What you are asked to do:
The records underneath are to be repeated exactly, with the pictures left out.

--- START OF Records ---

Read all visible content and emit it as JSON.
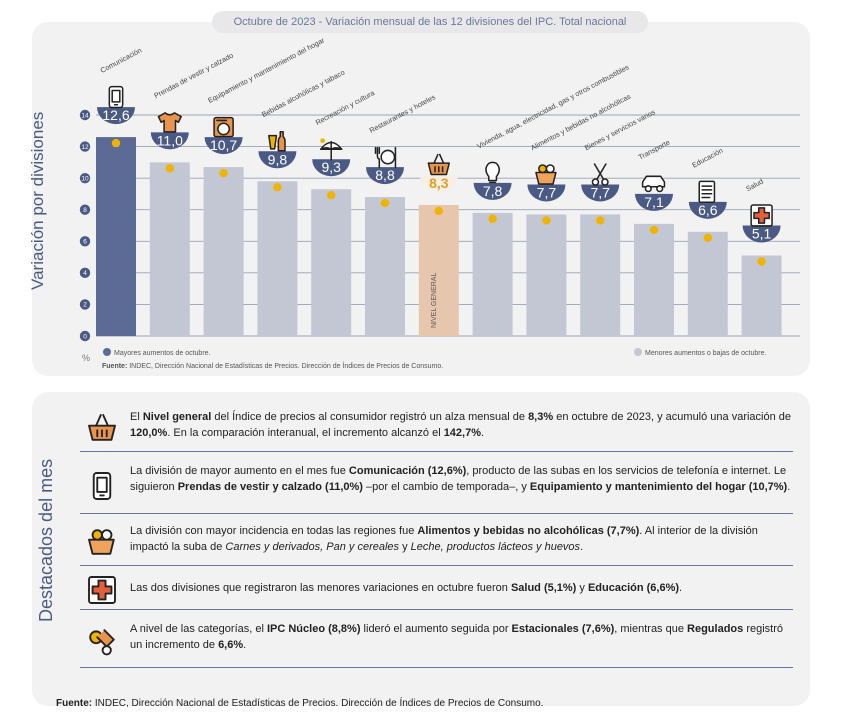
{
  "title": "Octubre de 2023 - Variación mensual de las 12 divisiones del IPC. Total nacional",
  "y_axis_label": "Variación por divisiones",
  "chart_data": {
    "type": "bar",
    "categories": [
      "Comunicación",
      "Prendas de vestir y calzado",
      "Equipamiento y mantenimiento del hogar",
      "Bebidas alcohólicas y tabaco",
      "Recreación y cultura",
      "Restaurantes y hoteles",
      "NIVEL GENERAL",
      "Vivienda, agua, electricidad, gas y otros combustibles",
      "Alimentos y bebidas no alcohólicas",
      "Bienes y servicios varios",
      "Transporte",
      "Educación",
      "Salud"
    ],
    "values": [
      12.6,
      11.0,
      10.7,
      9.8,
      9.3,
      8.8,
      8.3,
      7.8,
      7.7,
      7.7,
      7.1,
      6.6,
      5.1
    ],
    "value_labels": [
      "12,6",
      "11,0",
      "10,7",
      "9,8",
      "9,3",
      "8,8",
      "8,3",
      "7,8",
      "7,7",
      "7,7",
      "7,1",
      "6,6",
      "5,1"
    ],
    "ylim": [
      0,
      14
    ],
    "yticks": [
      0,
      2,
      4,
      6,
      8,
      10,
      12,
      14
    ],
    "unit_label": "%",
    "ylabel": "Variación por divisiones",
    "legend": [
      {
        "label": "Mayores aumentos de octubre.",
        "color": "#5b6b95"
      },
      {
        "label": "Menores aumentos o bajas de octubre.",
        "color": "#c3c7d3"
      }
    ],
    "colors": {
      "high": "#5b6b95",
      "low": "#c3c7d3",
      "general": "#e6c7ae",
      "dot": "#f0b400",
      "badge": "#4a5a84"
    },
    "bar_colors": [
      "high",
      "low",
      "low",
      "low",
      "low",
      "low",
      "general",
      "low",
      "low",
      "low",
      "low",
      "low",
      "low"
    ],
    "icons": [
      "phone-icon",
      "tshirt-icon",
      "appliance-icon",
      "drinks-icon",
      "beach-umbrella-icon",
      "cutlery-icon",
      "shopping-basket-icon",
      "utilities-icon",
      "groceries-icon",
      "scissors-icon",
      "car-icon",
      "books-icon",
      "medical-cross-icon"
    ],
    "source": "INDEC, Dirección Nacional de Estadísticas de Precios. Dirección de Índices de Precios de Consumo."
  },
  "chart_source_label": "Fuente:",
  "highlights_title": "Destacados del mes",
  "highlights": [
    {
      "icon": "shopping-basket-icon",
      "segments": [
        {
          "t": "El "
        },
        {
          "t": "Nivel general",
          "b": true
        },
        {
          "t": " del Índice de precios al consumidor registró un alza mensual de "
        },
        {
          "t": "8,3%",
          "b": true
        },
        {
          "t": " en octubre de 2023, y acumuló una variación de "
        },
        {
          "t": "120,0%",
          "b": true
        },
        {
          "t": ". En la comparación interanual, el incremento alcanzó el "
        },
        {
          "t": "142,7%",
          "b": true
        },
        {
          "t": "."
        }
      ]
    },
    {
      "icon": "phone-icon",
      "segments": [
        {
          "t": "La división de mayor aumento en el mes fue "
        },
        {
          "t": "Comunicación (12,6%)",
          "b": true
        },
        {
          "t": ", producto de las subas en los servicios de telefonía e internet. Le siguieron "
        },
        {
          "t": "Prendas de vestir y calzado (11,0%)",
          "b": true
        },
        {
          "t": " –por el cambio de temporada–, y "
        },
        {
          "t": "Equipamiento y mantenimiento del hogar (10,7%)",
          "b": true
        },
        {
          "t": "."
        }
      ]
    },
    {
      "icon": "groceries-icon",
      "segments": [
        {
          "t": "La división con mayor incidencia en todas las regiones fue "
        },
        {
          "t": "Alimentos y bebidas no alcohólicas (7,7%)",
          "b": true
        },
        {
          "t": ". Al interior de la división impactó la suba de "
        },
        {
          "t": "Carnes y derivados, Pan y cereales",
          "i": true
        },
        {
          "t": " y "
        },
        {
          "t": "Leche, productos lácteos y huevos",
          "i": true
        },
        {
          "t": "."
        }
      ]
    },
    {
      "icon": "medical-cross-icon",
      "segments": [
        {
          "t": "Las dos divisiones que registraron las menores variaciones en octubre fueron "
        },
        {
          "t": "Salud (5,1%)",
          "b": true
        },
        {
          "t": " y "
        },
        {
          "t": "Educación (6,6%)",
          "b": true
        },
        {
          "t": "."
        }
      ]
    },
    {
      "icon": "categories-icon",
      "segments": [
        {
          "t": "A nivel de las categorías, el "
        },
        {
          "t": "IPC Núcleo (8,8%)",
          "b": true
        },
        {
          "t": " lideró el aumento seguida por "
        },
        {
          "t": "Estacionales (7,6%)",
          "b": true
        },
        {
          "t": ", mientras que "
        },
        {
          "t": "Regulados",
          "b": true
        },
        {
          "t": " registró un incremento de "
        },
        {
          "t": "6,6%",
          "b": true
        },
        {
          "t": "."
        }
      ]
    }
  ],
  "footer_label": "Fuente:",
  "footer_source": "INDEC, Dirección Nacional de Estadísticas de Precios. Dirección de Índices de Precios de Consumo."
}
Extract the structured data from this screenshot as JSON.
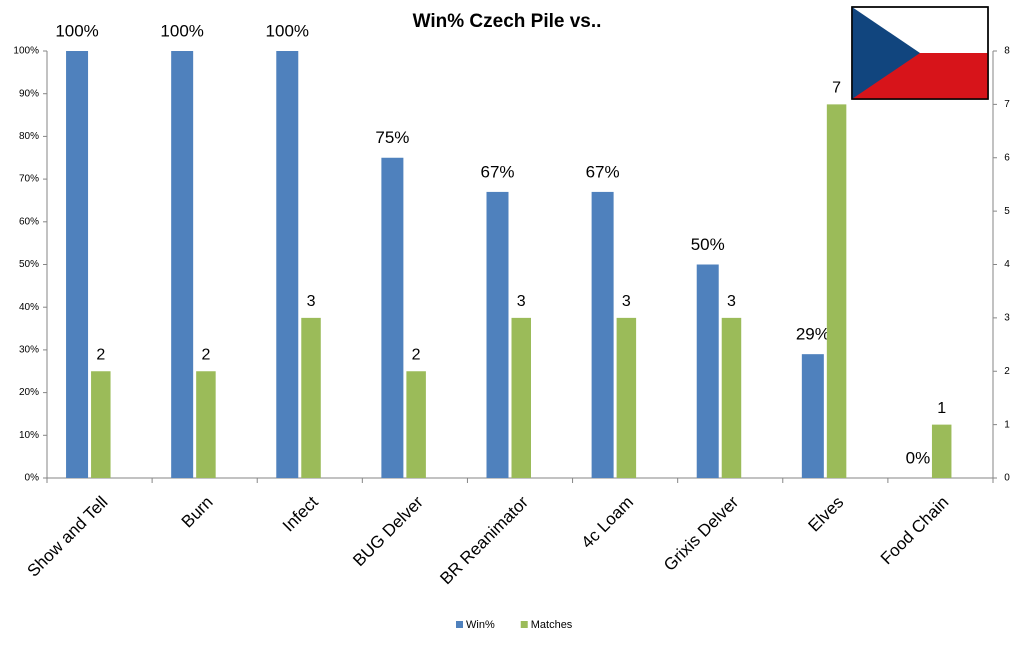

--- END OF Records ---

Task output:
Read all visible content and emit it as JSON.
{
  "title": "Octubre de 2023 - Variación mensual de las 12 divisiones del IPC. Total nacional",
  "y_axis_label": "Variación por divisiones",
  "chart_data": {
    "type": "bar",
    "categories": [
      "Comunicación",
      "Prendas de vestir y calzado",
      "Equipamiento y mantenimiento del hogar",
      "Bebidas alcohólicas y tabaco",
      "Recreación y cultura",
      "Restaurantes y hoteles",
      "NIVEL GENERAL",
      "Vivienda, agua, electricidad, gas y otros combustibles",
      "Alimentos y bebidas no alcohólicas",
      "Bienes y servicios varios",
      "Transporte",
      "Educación",
      "Salud"
    ],
    "values": [
      12.6,
      11.0,
      10.7,
      9.8,
      9.3,
      8.8,
      8.3,
      7.8,
      7.7,
      7.7,
      7.1,
      6.6,
      5.1
    ],
    "value_labels": [
      "12,6",
      "11,0",
      "10,7",
      "9,8",
      "9,3",
      "8,8",
      "8,3",
      "7,8",
      "7,7",
      "7,7",
      "7,1",
      "6,6",
      "5,1"
    ],
    "ylim": [
      0,
      14
    ],
    "yticks": [
      0,
      2,
      4,
      6,
      8,
      10,
      12,
      14
    ],
    "unit_label": "%",
    "ylabel": "Variación por divisiones",
    "legend": [
      {
        "label": "Mayores aumentos de octubre.",
        "color": "#5b6b95"
      },
      {
        "label": "Menores aumentos o bajas de octubre.",
        "color": "#c3c7d3"
      }
    ],
    "colors": {
      "high": "#5b6b95",
      "low": "#c3c7d3",
      "general": "#e6c7ae",
      "dot": "#f0b400",
      "badge": "#4a5a84"
    },
    "bar_colors": [
      "high",
      "low",
      "low",
      "low",
      "low",
      "low",
      "general",
      "low",
      "low",
      "low",
      "low",
      "low",
      "low"
    ],
    "icons": [
      "phone-icon",
      "tshirt-icon",
      "appliance-icon",
      "drinks-icon",
      "beach-umbrella-icon",
      "cutlery-icon",
      "shopping-basket-icon",
      "utilities-icon",
      "groceries-icon",
      "scissors-icon",
      "car-icon",
      "books-icon",
      "medical-cross-icon"
    ],
    "source": "INDEC, Dirección Nacional de Estadísticas de Precios. Dirección de Índices de Precios de Consumo."
  },
  "chart_source_label": "Fuente:",
  "highlights_title": "Destacados del mes",
  "highlights": [
    {
      "icon": "shopping-basket-icon",
      "segments": [
        {
          "t": "El "
        },
        {
          "t": "Nivel general",
          "b": true
        },
        {
          "t": " del Índice de precios al consumidor registró un alza mensual de "
        },
        {
          "t": "8,3%",
          "b": true
        },
        {
          "t": " en octubre de 2023, y acumuló una variación de "
        },
        {
          "t": "120,0%",
          "b": true
        },
        {
          "t": ". En la comparación interanual, el incremento alcanzó el "
        },
        {
          "t": "142,7%",
          "b": true
        },
        {
          "t": "."
        }
      ]
    },
    {
      "icon": "phone-icon",
      "segments": [
        {
          "t": "La división de mayor aumento en el mes fue "
        },
        {
          "t": "Comunicación (12,6%)",
          "b": true
        },
        {
          "t": ", producto de las subas en los servicios de telefonía e internet. Le siguieron "
        },
        {
          "t": "Prendas de vestir y calzado (11,0%)",
          "b": true
        },
        {
          "t": " –por el cambio de temporada–, y "
        },
        {
          "t": "Equipamiento y mantenimiento del hogar (10,7%)",
          "b": true
        },
        {
          "t": "."
        }
      ]
    },
    {
      "icon": "groceries-icon",
      "segments": [
        {
          "t": "La división con mayor incidencia en todas las regiones fue "
        },
        {
          "t": "Alimentos y bebidas no alcohólicas (7,7%)",
          "b": true
        },
        {
          "t": ". Al interior de la división impactó la suba de "
        },
        {
          "t": "Carnes y derivados, Pan y cereales",
          "i": true
        },
        {
          "t": " y "
        },
        {
          "t": "Leche, productos lácteos y huevos",
          "i": true
        },
        {
          "t": "."
        }
      ]
    },
    {
      "icon": "medical-cross-icon",
      "segments": [
        {
          "t": "Las dos divisiones que registraron las menores variaciones en octubre fueron "
        },
        {
          "t": "Salud (5,1%)",
          "b": true
        },
        {
          "t": " y "
        },
        {
          "t": "Educación (6,6%)",
          "b": true
        },
        {
          "t": "."
        }
      ]
    },
    {
      "icon": "categories-icon",
      "segments": [
        {
          "t": "A nivel de las categorías, el "
        },
        {
          "t": "IPC Núcleo (8,8%)",
          "b": true
        },
        {
          "t": " lideró el aumento seguida por "
        },
        {
          "t": "Estacionales (7,6%)",
          "b": true
        },
        {
          "t": ", mientras que "
        },
        {
          "t": "Regulados",
          "b": true
        },
        {
          "t": " registró un incremento de "
        },
        {
          "t": "6,6%",
          "b": true
        },
        {
          "t": "."
        }
      ]
    }
  ],
  "footer_label": "Fuente:",
  "footer_source": "INDEC, Dirección Nacional de Estadísticas de Precios. Dirección de Índices de Precios de Consumo."
}
Extract the structured data from this screenshot as JSON.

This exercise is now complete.